(Extracted records)
================

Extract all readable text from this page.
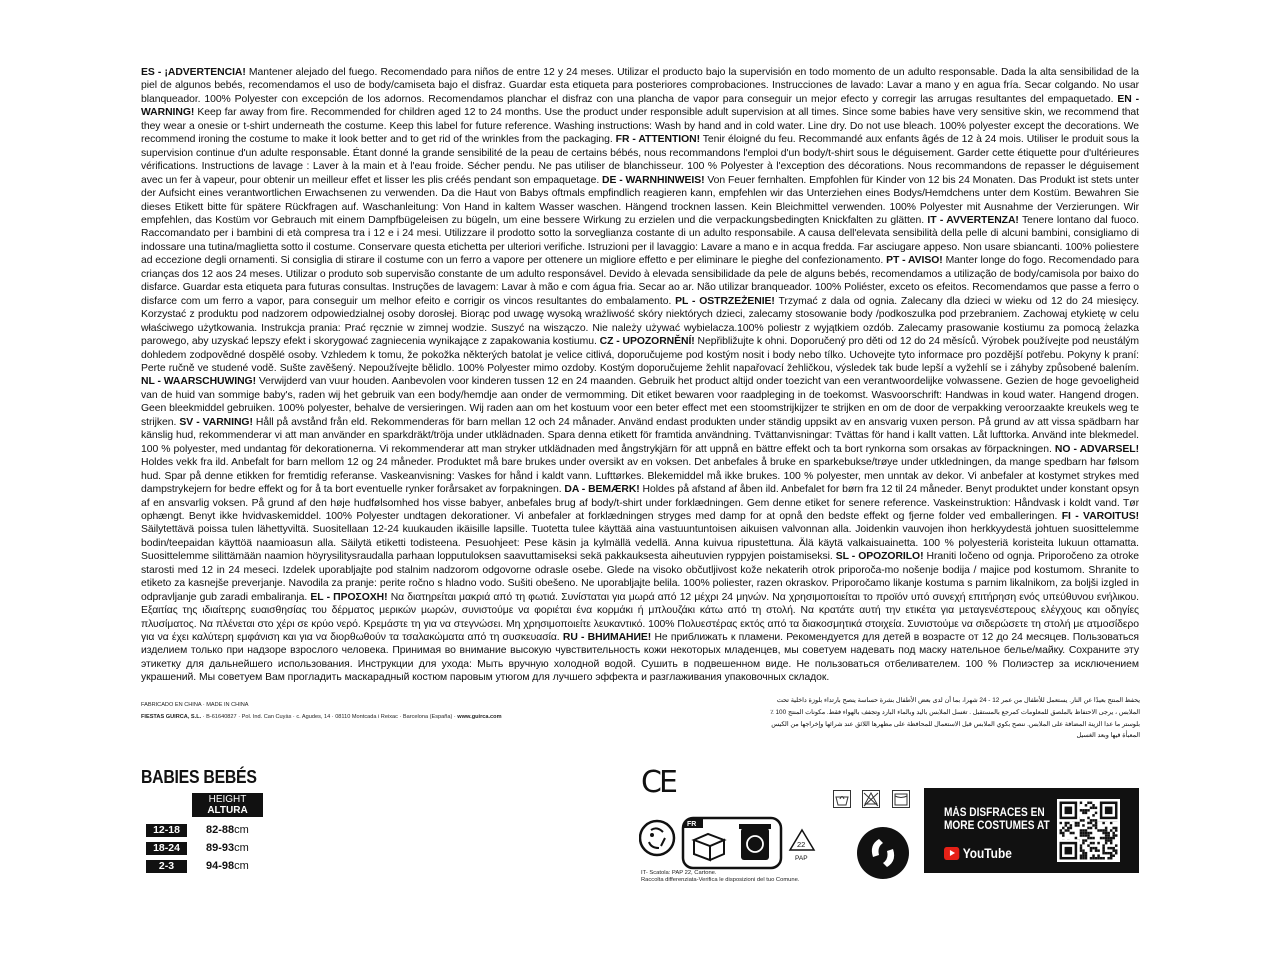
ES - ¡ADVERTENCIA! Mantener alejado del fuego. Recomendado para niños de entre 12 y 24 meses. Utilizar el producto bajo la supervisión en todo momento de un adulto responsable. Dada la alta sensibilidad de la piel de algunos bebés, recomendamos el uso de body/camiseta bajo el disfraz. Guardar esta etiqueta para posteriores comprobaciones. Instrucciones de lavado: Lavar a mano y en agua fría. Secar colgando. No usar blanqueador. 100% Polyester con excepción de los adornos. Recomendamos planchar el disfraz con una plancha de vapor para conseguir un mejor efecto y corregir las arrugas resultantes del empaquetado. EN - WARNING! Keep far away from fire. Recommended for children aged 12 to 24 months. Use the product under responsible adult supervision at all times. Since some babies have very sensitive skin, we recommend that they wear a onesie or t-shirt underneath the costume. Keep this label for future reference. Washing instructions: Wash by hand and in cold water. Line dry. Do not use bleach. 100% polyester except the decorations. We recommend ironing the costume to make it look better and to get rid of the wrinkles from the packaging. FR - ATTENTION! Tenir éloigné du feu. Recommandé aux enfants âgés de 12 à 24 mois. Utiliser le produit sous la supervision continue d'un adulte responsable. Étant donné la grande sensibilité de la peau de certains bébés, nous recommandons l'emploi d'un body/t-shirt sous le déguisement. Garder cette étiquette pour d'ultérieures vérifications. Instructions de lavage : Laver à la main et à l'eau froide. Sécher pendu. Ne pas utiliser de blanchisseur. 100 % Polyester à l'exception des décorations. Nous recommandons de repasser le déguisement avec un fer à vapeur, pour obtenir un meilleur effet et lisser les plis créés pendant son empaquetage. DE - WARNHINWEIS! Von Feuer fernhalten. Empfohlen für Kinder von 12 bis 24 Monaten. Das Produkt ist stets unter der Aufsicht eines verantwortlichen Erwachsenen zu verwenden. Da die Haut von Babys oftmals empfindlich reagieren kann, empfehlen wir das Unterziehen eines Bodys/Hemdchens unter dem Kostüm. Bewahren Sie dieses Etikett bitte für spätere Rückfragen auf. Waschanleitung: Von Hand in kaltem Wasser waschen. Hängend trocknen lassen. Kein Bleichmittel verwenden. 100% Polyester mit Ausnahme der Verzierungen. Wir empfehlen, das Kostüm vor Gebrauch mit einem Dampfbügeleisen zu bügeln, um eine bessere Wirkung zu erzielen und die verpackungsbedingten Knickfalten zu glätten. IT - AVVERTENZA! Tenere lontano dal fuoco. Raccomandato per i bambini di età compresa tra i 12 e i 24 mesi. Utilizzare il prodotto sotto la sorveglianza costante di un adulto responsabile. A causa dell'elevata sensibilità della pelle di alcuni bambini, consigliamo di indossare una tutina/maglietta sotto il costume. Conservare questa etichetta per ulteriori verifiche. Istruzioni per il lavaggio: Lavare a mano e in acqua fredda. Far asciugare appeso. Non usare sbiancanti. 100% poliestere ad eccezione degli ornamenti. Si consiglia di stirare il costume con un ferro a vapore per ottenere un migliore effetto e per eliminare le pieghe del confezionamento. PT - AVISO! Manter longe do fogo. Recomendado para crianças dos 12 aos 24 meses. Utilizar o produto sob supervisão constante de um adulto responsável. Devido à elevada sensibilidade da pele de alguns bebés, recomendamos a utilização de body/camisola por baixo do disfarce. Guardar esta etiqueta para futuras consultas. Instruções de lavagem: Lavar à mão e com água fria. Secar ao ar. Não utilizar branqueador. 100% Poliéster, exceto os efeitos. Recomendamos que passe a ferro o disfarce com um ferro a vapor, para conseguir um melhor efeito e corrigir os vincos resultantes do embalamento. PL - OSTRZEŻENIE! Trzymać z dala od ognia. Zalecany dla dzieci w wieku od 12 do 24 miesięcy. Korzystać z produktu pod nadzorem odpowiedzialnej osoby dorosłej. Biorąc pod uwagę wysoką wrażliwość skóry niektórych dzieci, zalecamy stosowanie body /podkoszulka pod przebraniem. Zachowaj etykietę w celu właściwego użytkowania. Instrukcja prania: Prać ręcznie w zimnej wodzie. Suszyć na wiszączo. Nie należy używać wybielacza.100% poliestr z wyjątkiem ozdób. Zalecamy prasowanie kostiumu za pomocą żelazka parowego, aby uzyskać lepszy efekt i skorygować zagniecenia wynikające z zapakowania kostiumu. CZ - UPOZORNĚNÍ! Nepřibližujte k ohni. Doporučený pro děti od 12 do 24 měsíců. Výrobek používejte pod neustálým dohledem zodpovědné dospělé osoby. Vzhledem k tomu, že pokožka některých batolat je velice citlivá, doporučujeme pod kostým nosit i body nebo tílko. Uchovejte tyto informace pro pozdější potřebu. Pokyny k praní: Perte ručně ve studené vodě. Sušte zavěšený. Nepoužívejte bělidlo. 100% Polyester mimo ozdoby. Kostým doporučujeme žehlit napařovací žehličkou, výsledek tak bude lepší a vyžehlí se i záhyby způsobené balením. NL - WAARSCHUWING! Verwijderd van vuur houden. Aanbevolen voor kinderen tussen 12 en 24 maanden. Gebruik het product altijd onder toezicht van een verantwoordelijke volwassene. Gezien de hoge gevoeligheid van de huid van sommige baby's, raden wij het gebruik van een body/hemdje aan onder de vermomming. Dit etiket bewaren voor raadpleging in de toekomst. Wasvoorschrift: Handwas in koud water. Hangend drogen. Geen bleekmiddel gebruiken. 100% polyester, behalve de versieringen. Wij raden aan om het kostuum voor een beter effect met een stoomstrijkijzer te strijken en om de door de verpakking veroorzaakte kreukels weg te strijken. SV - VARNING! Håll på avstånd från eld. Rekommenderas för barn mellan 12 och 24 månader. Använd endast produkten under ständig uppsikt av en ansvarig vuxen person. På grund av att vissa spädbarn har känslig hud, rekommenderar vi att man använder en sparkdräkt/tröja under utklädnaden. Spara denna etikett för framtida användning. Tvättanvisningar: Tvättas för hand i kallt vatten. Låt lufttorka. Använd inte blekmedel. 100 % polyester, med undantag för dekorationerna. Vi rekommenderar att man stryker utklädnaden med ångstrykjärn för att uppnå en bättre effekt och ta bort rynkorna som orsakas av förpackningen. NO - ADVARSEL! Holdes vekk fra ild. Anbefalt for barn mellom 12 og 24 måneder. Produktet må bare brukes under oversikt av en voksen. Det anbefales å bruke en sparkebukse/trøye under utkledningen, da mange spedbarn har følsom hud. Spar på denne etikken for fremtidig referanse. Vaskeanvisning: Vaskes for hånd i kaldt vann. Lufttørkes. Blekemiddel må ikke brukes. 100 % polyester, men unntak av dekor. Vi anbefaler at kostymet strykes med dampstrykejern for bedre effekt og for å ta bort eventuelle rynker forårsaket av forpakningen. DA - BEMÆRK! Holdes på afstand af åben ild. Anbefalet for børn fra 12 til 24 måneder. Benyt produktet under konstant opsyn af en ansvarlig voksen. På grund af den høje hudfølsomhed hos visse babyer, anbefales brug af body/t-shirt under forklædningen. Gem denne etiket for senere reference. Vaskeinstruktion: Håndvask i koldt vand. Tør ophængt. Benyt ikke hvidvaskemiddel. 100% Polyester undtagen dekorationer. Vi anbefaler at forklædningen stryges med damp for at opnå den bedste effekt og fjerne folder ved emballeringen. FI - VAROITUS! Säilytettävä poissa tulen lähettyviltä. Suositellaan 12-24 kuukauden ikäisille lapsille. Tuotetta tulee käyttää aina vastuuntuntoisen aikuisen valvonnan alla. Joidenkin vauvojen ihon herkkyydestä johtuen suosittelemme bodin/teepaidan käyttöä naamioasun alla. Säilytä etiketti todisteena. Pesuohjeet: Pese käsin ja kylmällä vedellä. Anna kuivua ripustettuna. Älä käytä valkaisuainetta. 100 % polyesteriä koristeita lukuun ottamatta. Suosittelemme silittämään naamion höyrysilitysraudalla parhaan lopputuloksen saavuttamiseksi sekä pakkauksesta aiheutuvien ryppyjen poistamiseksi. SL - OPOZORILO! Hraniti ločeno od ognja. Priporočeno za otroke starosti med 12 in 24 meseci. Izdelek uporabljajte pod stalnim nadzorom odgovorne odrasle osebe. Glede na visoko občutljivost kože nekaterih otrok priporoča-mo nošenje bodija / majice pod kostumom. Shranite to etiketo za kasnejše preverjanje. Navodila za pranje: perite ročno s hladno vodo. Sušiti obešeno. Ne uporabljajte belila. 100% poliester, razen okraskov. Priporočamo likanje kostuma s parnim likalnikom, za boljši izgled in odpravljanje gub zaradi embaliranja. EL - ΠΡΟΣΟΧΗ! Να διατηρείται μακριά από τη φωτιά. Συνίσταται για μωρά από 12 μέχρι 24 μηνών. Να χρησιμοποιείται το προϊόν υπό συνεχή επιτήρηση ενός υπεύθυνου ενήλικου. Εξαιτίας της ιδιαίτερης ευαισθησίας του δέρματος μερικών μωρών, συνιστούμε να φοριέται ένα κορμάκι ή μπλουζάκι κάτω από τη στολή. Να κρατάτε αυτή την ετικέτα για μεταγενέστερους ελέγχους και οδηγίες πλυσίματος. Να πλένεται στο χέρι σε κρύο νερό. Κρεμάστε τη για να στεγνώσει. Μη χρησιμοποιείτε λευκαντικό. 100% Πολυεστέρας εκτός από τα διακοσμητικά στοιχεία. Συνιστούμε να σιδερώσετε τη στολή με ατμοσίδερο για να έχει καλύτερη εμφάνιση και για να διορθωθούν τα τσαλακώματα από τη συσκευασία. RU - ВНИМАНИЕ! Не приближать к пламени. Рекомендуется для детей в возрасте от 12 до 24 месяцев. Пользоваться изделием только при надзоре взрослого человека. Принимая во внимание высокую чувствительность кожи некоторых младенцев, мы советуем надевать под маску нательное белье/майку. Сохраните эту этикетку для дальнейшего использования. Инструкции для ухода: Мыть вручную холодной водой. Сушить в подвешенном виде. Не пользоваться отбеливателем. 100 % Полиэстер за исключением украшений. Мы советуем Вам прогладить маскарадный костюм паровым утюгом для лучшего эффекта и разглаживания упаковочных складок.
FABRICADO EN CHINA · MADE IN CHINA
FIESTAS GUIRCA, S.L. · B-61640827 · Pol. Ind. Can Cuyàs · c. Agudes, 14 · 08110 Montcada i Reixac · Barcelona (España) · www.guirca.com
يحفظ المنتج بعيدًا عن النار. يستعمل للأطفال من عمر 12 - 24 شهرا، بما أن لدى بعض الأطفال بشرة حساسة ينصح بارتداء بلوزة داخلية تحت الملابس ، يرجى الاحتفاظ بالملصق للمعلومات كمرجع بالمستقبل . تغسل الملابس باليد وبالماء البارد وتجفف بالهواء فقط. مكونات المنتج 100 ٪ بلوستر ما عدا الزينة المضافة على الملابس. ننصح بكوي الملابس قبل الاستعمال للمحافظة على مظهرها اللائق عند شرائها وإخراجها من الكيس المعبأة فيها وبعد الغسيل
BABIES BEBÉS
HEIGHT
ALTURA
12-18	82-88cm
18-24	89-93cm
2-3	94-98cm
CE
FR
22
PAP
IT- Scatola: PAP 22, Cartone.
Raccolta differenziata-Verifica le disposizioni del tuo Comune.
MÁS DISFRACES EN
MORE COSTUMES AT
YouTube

================

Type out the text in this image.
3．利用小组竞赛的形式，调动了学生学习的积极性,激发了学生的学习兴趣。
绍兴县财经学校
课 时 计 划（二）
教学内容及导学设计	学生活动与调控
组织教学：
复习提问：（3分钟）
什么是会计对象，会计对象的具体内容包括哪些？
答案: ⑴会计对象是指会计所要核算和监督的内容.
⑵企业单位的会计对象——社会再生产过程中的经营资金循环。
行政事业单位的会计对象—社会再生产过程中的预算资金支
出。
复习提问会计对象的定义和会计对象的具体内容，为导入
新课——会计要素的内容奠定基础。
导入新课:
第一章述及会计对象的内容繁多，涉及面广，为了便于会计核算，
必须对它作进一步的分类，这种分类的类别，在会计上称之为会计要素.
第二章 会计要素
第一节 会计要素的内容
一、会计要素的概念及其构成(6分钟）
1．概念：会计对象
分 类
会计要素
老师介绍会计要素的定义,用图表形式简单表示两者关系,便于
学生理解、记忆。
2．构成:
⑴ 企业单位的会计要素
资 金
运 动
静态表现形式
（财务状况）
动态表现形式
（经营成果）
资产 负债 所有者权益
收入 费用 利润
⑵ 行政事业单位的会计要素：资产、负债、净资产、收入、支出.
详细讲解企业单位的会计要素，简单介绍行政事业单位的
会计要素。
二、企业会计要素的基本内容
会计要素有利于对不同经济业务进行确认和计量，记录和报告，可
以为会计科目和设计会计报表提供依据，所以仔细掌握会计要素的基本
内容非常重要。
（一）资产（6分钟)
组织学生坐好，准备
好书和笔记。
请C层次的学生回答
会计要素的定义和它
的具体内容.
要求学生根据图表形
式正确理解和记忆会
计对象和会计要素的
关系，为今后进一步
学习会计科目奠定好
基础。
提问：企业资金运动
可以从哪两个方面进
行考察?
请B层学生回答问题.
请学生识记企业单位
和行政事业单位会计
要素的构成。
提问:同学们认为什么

================

Give the count of lines holding the word "text" and nothing more.

2